(READING TEXT):
Why the De Raedt Local Realistic Computer Simulations are wrong

[harrylin]

1) cos^2(theta) is the expectation value for OUTCOMES. QM does not predict anything other than what is observed! You change the time window you get a DIFFERENT observation! Looking at stuff that is not observed and calling ing "full universe" is simply wrong-headed. [..]

While De Raedt et al's simulation did succeed in its intended purpose, it does appear that in principle (and likely also in practice) their model makes slightly different predictions from QM. That may allow for a comparison of both with existing data, as is intended in the thread on "Weih's data" (should have been Weihs' data).

 

[DrChinese]

1) cos^2(theta) is the expectation value for OUTCOMES. QM does not predict anything other than what is observed! You change the time window you get a DIFFERENT observation! Looking at stuff that is not observed and calling ing "full universe" is simply wrong-headed.

"Full universe" is what they usually call the portion that is not included in a sample (along with the sample itself of course). What do you call that? Because QM makes the same prediction for everything, while the de Raedt et al model does not. In that model, there is always a difference between the sample and the full universe.

 

[billschnieder]

"Full universe" is what they usually call the portion that is not included in a sample (along with the sample itself of course).

I know what "full universe" means, my point is that it does not apply to QM. What does QM predict for the "stuff" that is not sampled (ie, is not measured)? Don't you realize that QM says nothing about what is "there" beyond the measurement results?

The measurement is the sampling, QM predicts what the sample will show, not what exists apart from the sample which you call "full universe".

What do you call that? Because QM makes the same prediction for everything

No. The everything you refer to is "everything that is measured" as far as QM is concerned, not everything that exists apart from the measurement. What you call full-universe in their simulation would be "hidden" if it were a real experiment so you can't compare that with QM.

 

[DrChinese]

I know what "full universe" means, my point is that it does not apply to QM. What does QM predict for the "stuff" that is not sampled (ie, is not measured)? Don't you realize that QM says nothing about what is "there" beyond the measurement results?

Groan. :uhh:

The simulation allows us to include as much as 1 pair from every trial, and in all cases shows us the other 2 pairs from every trial. Which of the 3 is selected for viewing is random and independent of the angle settings. That means it fulfills the local realism requirement. The 2 pairs not selected are then disposed of. That is not part of the full universe I am discussing.

The full universe is the portion we are sampling from. QM says the full universe is cos^2(theta). It is an experimental fact that the sample we actually measure respects that. Again, for QM the full universe does not include counterfactual angles, it only includes the angles we actually measure at.

By way of analogy: GR describes the relative mutual attraction of any 2 objects. The prediction for the full universe is the same as the prediction for any sample. This is normal in science, Bill. We have a theory which describes the full universe, and experiment which measures a sample. So too in this simulation. And the full universe does NOT match QM.

(WRITTEN TASK A): Copy the part of the thread starting with "The full universe is the portion" and going on through "actually measure at.".
The thread and the rows have no connection to each other.

(AVAILABLE RECORDS):
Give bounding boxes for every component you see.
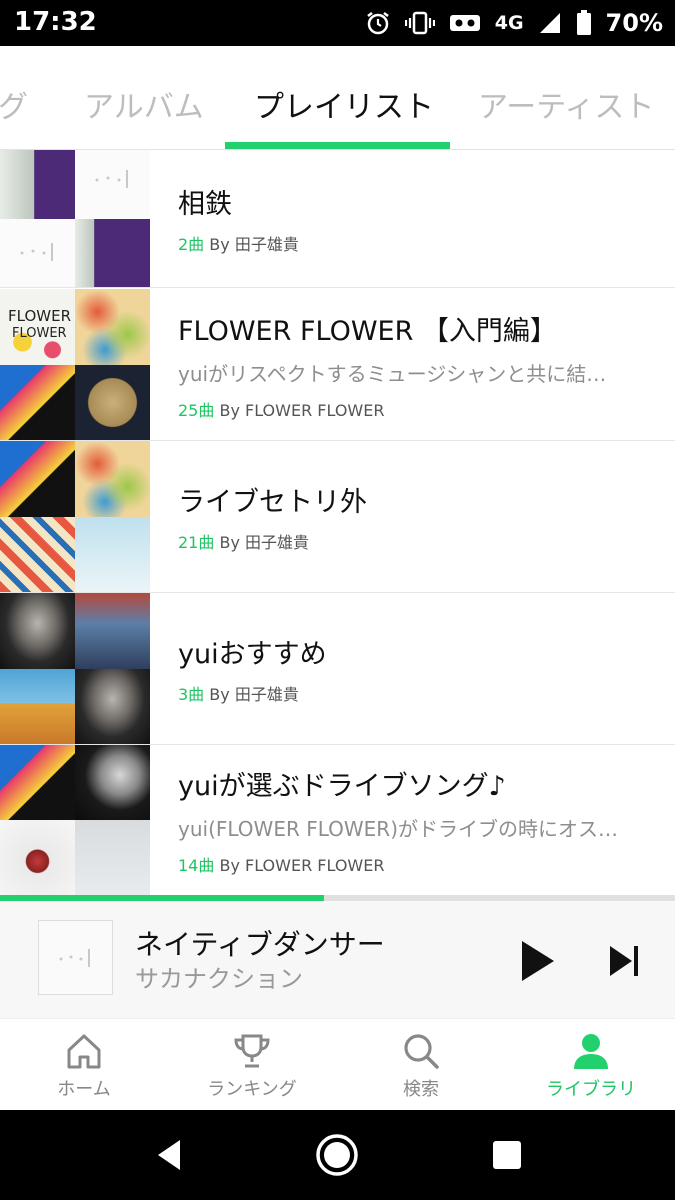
playlist-meta: 3曲 By 田子雄貴 [178,681,635,705]
playlist-list: 相鉄 2曲 By 田子雄貴 FLOWER FLOWER FLOWER FLOWER… [0,150,675,895]
svg-text:FLOWER: FLOWER [12,326,67,341]
tab-artists[interactable]: アーティスト [478,82,654,126]
battery-level: 70% [605,9,663,37]
skip-next-icon [610,946,638,976]
now-playing-artist: サカナクション [135,965,303,993]
play-icon [522,941,554,981]
playlist-artwork [0,150,150,287]
playlist-owner: By 田子雄貴 [209,235,299,254]
playlist-owner: By FLOWER FLOWER [219,856,385,875]
album-art [0,516,75,592]
album-art [75,218,150,287]
playlist-item[interactable]: FLOWER FLOWER FLOWER FLOWER 【入門編】 yuiがリスペ… [0,289,675,441]
recents-button[interactable] [484,1132,530,1178]
nav-search[interactable]: 検索 [337,1019,505,1111]
back-icon [158,1140,180,1170]
nav-library[interactable]: ライブラリ [507,1019,675,1111]
vr-icon [449,11,481,35]
album-art [0,150,75,219]
play-button[interactable] [516,937,560,985]
system-navigation-bar [0,1110,675,1200]
album-art: FLOWER FLOWER [0,289,75,365]
next-track-button[interactable] [606,941,642,981]
album-art [0,668,75,744]
playlist-owner: By FLOWER FLOWER [219,400,385,420]
track-count: 14曲 [178,856,215,875]
album-art [0,441,75,517]
bottom-nav: ホーム ランキング 検索 ライブラリ [0,1018,675,1110]
playlist-item[interactable]: ライブセトリ外 21曲 By 田子雄貴 [0,441,675,593]
playlist-item[interactable]: 相鉄 2曲 By 田子雄貴 [0,150,675,288]
playlist-owner: By 田子雄貴 [209,685,299,704]
tab-albums[interactable]: アルバム [84,82,204,126]
status-icons: 4G 70% [365,8,663,38]
album-art [75,364,150,440]
album-art [75,150,150,219]
playlist-meta: 25曲 By FLOWER FLOWER [178,397,635,421]
album-art [75,745,150,820]
nav-ranking-label: ランキング [207,1079,297,1100]
playlist-title: FLOWER FLOWER 【入門編】 [178,315,557,347]
alarm-icon [365,10,391,36]
playlist-artwork [0,441,150,592]
home-button[interactable] [314,1132,360,1178]
tab-playlists[interactable]: プレイリスト [254,82,434,126]
search-icon [404,1034,439,1069]
track-count: 21曲 [178,533,215,552]
trophy-icon [234,1034,270,1068]
album-art [0,820,75,895]
playlist-title: yuiが選ぶドライブソング♪ [178,771,506,802]
nav-home[interactable]: ホーム [0,1019,168,1111]
playlist-artwork: FLOWER FLOWER [0,289,150,440]
active-tab-indicator [225,142,450,149]
vibrate-icon [404,10,435,36]
mini-player[interactable]: ネイティブダンサー サカナクション [0,901,675,1018]
album-art [75,668,150,744]
status-time: 17:32 [14,7,97,37]
track-count: 2曲 [178,235,205,254]
album-art [75,289,150,365]
circle-home-icon [316,1134,358,1176]
playlist-meta: 2曲 By 田子雄貴 [178,231,635,255]
album-art [0,745,75,820]
album-art [75,820,150,895]
album-art [75,441,150,517]
playlist-artwork [0,593,150,744]
playlist-owner: By 田子雄貴 [219,533,310,552]
person-icon [574,1034,608,1069]
playlist-artwork [0,745,150,895]
battery-icon [576,10,592,36]
playlist-description: yui(FLOWER FLOWER)がドライブの時にオス… [178,817,618,841]
now-playing-title: ネイティブダンサー [135,928,385,961]
signal-icon [538,11,562,35]
playlist-title: ライブセトリ外 [178,487,367,518]
network-type: 4G [494,12,524,34]
now-playing-artwork [38,920,113,995]
status-bar: 17:32 4G 70% [0,0,675,46]
track-count: 25曲 [178,400,215,420]
playlist-title: yuiおすすめ [178,639,327,670]
album-art [0,364,75,440]
album-art [75,516,150,592]
album-art [0,218,75,287]
recents-icon [493,1141,521,1169]
nav-ranking[interactable]: ランキング [168,1019,336,1111]
playlist-meta: 14曲 By FLOWER FLOWER [178,852,635,876]
nav-home-label: ホーム [57,1079,111,1100]
home-icon [67,1034,101,1069]
tab-songs[interactable]: グ [0,82,28,126]
playlist-description: yuiがリスペクトするミュージシャンと共に結… [178,361,607,386]
nav-search-label: 検索 [403,1079,439,1100]
svg-text:FLOWER: FLOWER [8,307,71,325]
back-button[interactable] [148,1132,194,1178]
library-tabs: グ アルバム プレイリスト アーティスト [0,46,675,150]
album-art [0,593,75,669]
playlist-item[interactable]: yuiが選ぶドライブソング♪ yui(FLOWER FLOWER)がドライブの時… [0,745,675,895]
playlist-title: 相鉄 [178,189,232,220]
playlist-meta: 21曲 By 田子雄貴 [178,529,635,553]
playlist-item[interactable]: yuiおすすめ 3曲 By 田子雄貴 [0,593,675,745]
album-art [75,593,150,669]
track-count: 3曲 [178,685,205,704]
nav-library-label: ライブラリ [546,1079,636,1100]
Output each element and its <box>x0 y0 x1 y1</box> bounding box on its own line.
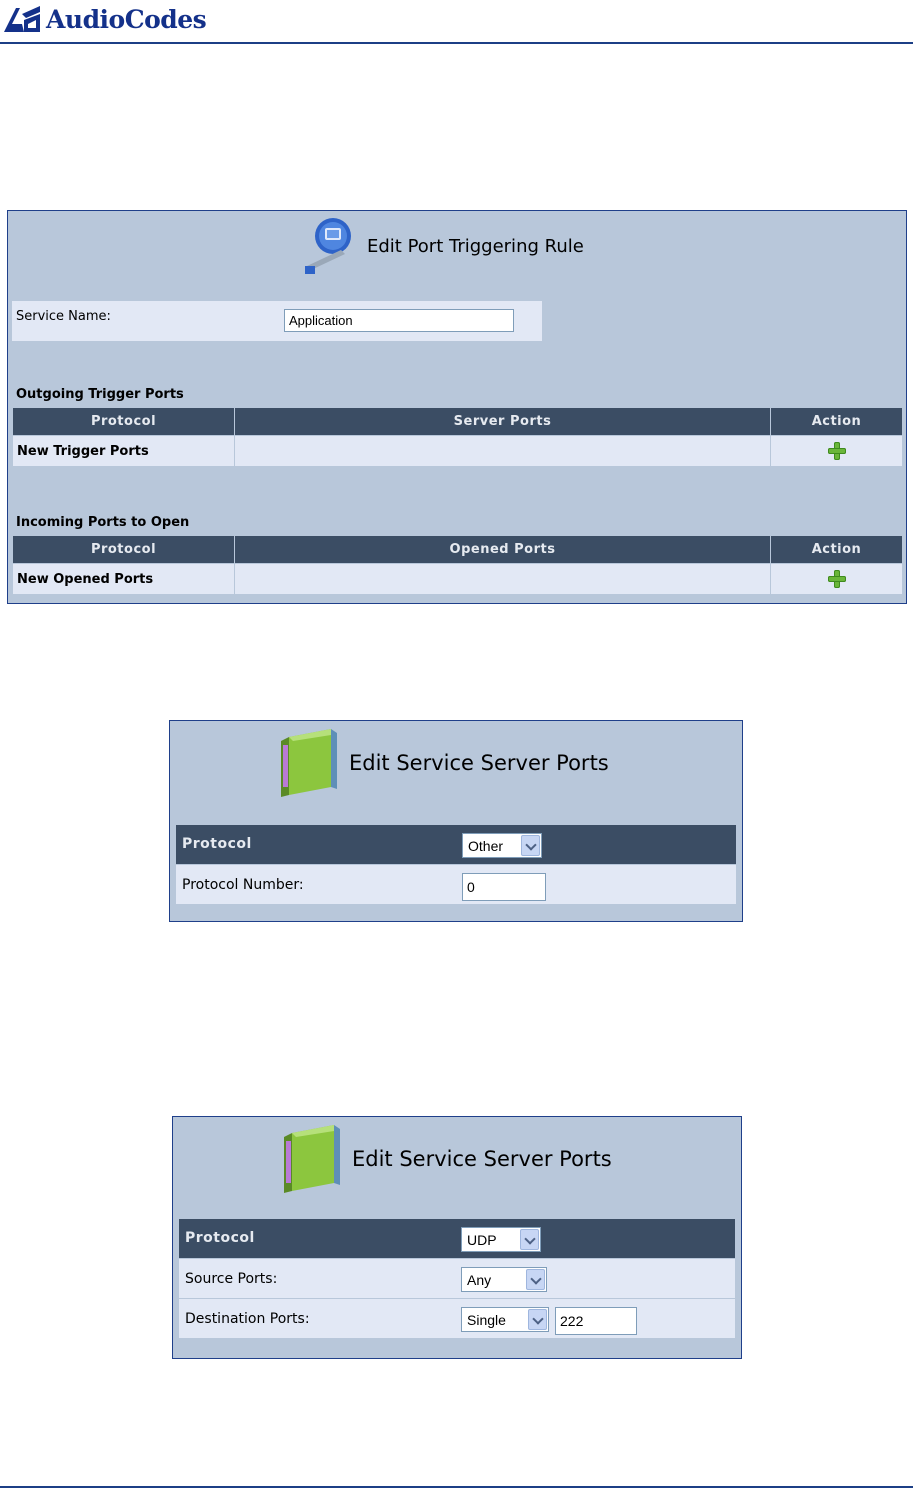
destination-ports-row: Destination Ports: Single 222 <box>179 1299 735 1339</box>
incoming-ports-table: Protocol Opened Ports Action New Opened … <box>12 535 903 595</box>
panel-title: Edit Service Server Ports <box>275 727 609 799</box>
protocol-row: Protocol Other <box>176 825 736 865</box>
new-opened-ports-link[interactable]: New Opened Ports <box>12 563 235 595</box>
action-cell <box>770 563 903 595</box>
protocol-select-value: UDP <box>467 1232 497 1248</box>
outgoing-section-title: Outgoing Trigger Ports <box>16 387 184 402</box>
column-protocol: Protocol <box>12 535 235 564</box>
edit-server-ports-other-panel: Edit Service Server Ports Protocol Other… <box>169 720 743 922</box>
column-protocol: Protocol <box>12 407 235 436</box>
edit-port-triggering-panel: Edit Port Triggering Rule Service Name: … <box>7 210 907 604</box>
source-ports-row: Source Ports: Any <box>179 1259 735 1299</box>
outgoing-trigger-ports-table: Protocol Server Ports Action New Trigger… <box>12 407 903 467</box>
action-cell <box>770 435 903 467</box>
protocol-select[interactable]: UDP <box>461 1227 541 1252</box>
column-action: Action <box>770 407 903 436</box>
document-header: AudioCodes <box>0 0 913 44</box>
protocol-row: Protocol UDP <box>179 1219 735 1259</box>
protocol-select-value: Other <box>468 838 504 854</box>
destination-ports-type-select[interactable]: Single <box>461 1307 549 1332</box>
network-globe-icon <box>305 218 351 274</box>
chevron-down-icon[interactable] <box>520 1229 539 1250</box>
brand-name: AudioCodes <box>46 4 207 34</box>
protocol-number-label: Protocol Number: <box>182 877 304 893</box>
incoming-section-title: Incoming Ports to Open <box>16 515 190 530</box>
form-rows: Protocol Other Protocol Number: 0 <box>176 825 736 905</box>
destination-ports-label: Destination Ports: <box>185 1311 310 1327</box>
new-trigger-ports-link[interactable]: New Trigger Ports <box>12 435 235 467</box>
table-row: New Trigger Ports <box>12 435 903 467</box>
chevron-down-icon[interactable] <box>526 1269 545 1290</box>
source-ports-select[interactable]: Any <box>461 1267 547 1292</box>
edit-server-ports-udp-panel: Edit Service Server Ports Protocol UDP S… <box>172 1116 742 1359</box>
opened-ports-cell <box>234 563 771 595</box>
protocol-label: Protocol <box>185 1230 255 1246</box>
chevron-down-icon[interactable] <box>528 1309 547 1330</box>
book-icon <box>281 729 337 797</box>
panel-title: Edit Port Triggering Rule <box>301 217 584 275</box>
protocol-label: Protocol <box>182 836 252 852</box>
column-server-ports: Server Ports <box>234 407 771 436</box>
chevron-down-icon[interactable] <box>521 835 540 856</box>
table-row: New Opened Ports <box>12 563 903 595</box>
column-action: Action <box>770 535 903 564</box>
protocol-select[interactable]: Other <box>462 833 542 858</box>
column-opened-ports: Opened Ports <box>234 535 771 564</box>
source-ports-label: Source Ports: <box>185 1271 278 1287</box>
audiocodes-logo-icon <box>4 6 40 32</box>
destination-ports-input[interactable]: 222 <box>555 1307 637 1335</box>
panel-title: Edit Service Server Ports <box>278 1123 612 1195</box>
service-name-row: Service Name: Application <box>12 301 542 341</box>
service-name-input[interactable]: Application <box>284 309 514 332</box>
protocol-number-row: Protocol Number: 0 <box>176 865 736 905</box>
add-opened-ports-plus-icon[interactable] <box>827 569 847 589</box>
audiocodes-logo: AudioCodes <box>2 2 207 36</box>
server-ports-cell <box>234 435 771 467</box>
add-trigger-ports-plus-icon[interactable] <box>827 441 847 461</box>
book-icon <box>284 1125 340 1193</box>
service-name-label: Service Name: <box>16 309 111 324</box>
form-rows: Protocol UDP Source Ports: Any Destinati… <box>179 1219 735 1339</box>
source-ports-select-value: Any <box>467 1272 492 1288</box>
destination-ports-type-value: Single <box>467 1312 506 1328</box>
protocol-number-input[interactable]: 0 <box>462 873 546 901</box>
footer-divider <box>0 1486 913 1488</box>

(WRITTEN TASK B): Reproduce the rows word for word, starting with the line with "playlist-meta: 3曲 By 田子雄貴 [178,681,635,705]" and going on through the line with "playlist-title: FLOWER FLOWER".

(COMPLETE RESPONSE A):
The full universe is the portion we are sampling from. QM says the full universe is cos^2(theta). It is an experimental fact that the sample we actually measure respects that. Again, for QM the full universe does not include counterfactual angles, it only includes the angles we actually measure at.

(COMPLETE RESPONSE B):
playlist-meta: 3曲 By 田子雄貴 [178,681,635,705]
playlist-list: 相鉄 2曲 By 田子雄貴 FLOWER FLOWER FLOWER FLOWER… [0,150,675,895]
svg-text:FLOWER: FLOWER [12,326,67,341]
tab-artists[interactable]: アーティスト [478,82,654,126]
battery-level: 70% [605,9,663,37]
skip-next-icon [610,946,638,976]
now-playing-artist: サカナクション [135,965,303,993]
play-icon [522,941,554,981]
playlist-artwork [0,150,150,287]
playlist-owner: By 田子雄貴 [209,235,299,254]
playlist-owner: By FLOWER FLOWER [219,856,385,875]
album-art [0,516,75,592]
album-art [75,218,150,287]
playlist-item[interactable]: FLOWER FLOWER FLOWER FLOWER 【入門編】 yuiがリスペ… [0,289,675,441]
recents-button[interactable] [484,1132,530,1178]
nav-search[interactable]: 検索 [337,1019,505,1111]
back-icon [158,1140,180,1170]
nav-library[interactable]: ライブラリ [507,1019,675,1111]
vr-icon [449,11,481,35]
album-art [0,150,75,219]
play-button[interactable] [516,937,560,985]
system-navigation-bar [0,1110,675,1200]
album-art: FLOWER FLOWER [0,289,75,365]
next-track-button[interactable] [606,941,642,981]
album-art [0,668,75,744]
playlist-owner: By FLOWER FLOWER [219,400,385,420]
track-count: 14曲 [178,856,215,875]
album-art [0,441,75,517]
bottom-nav: ホーム ランキング 検索 ライブラリ [0,1018,675,1110]
playlist-item[interactable]: ライブセトリ外 21曲 By 田子雄貴 [0,441,675,593]
playlist-item[interactable]: 相鉄 2曲 By 田子雄貴 [0,150,675,288]
playlist-owner: By 田子雄貴 [209,685,299,704]
tab-albums[interactable]: アルバム [84,82,204,126]
status-icons: 4G 70% [365,8,663,38]
album-art [75,364,150,440]
album-art [75,150,150,219]
playlist-meta: 25曲 By FLOWER FLOWER [178,397,635,421]
album-art [75,745,150,820]
nav-ranking-label: ランキング [207,1079,297,1100]
playlist-title: FLOWER FLOWER 【入門編】 [178,315,557,347]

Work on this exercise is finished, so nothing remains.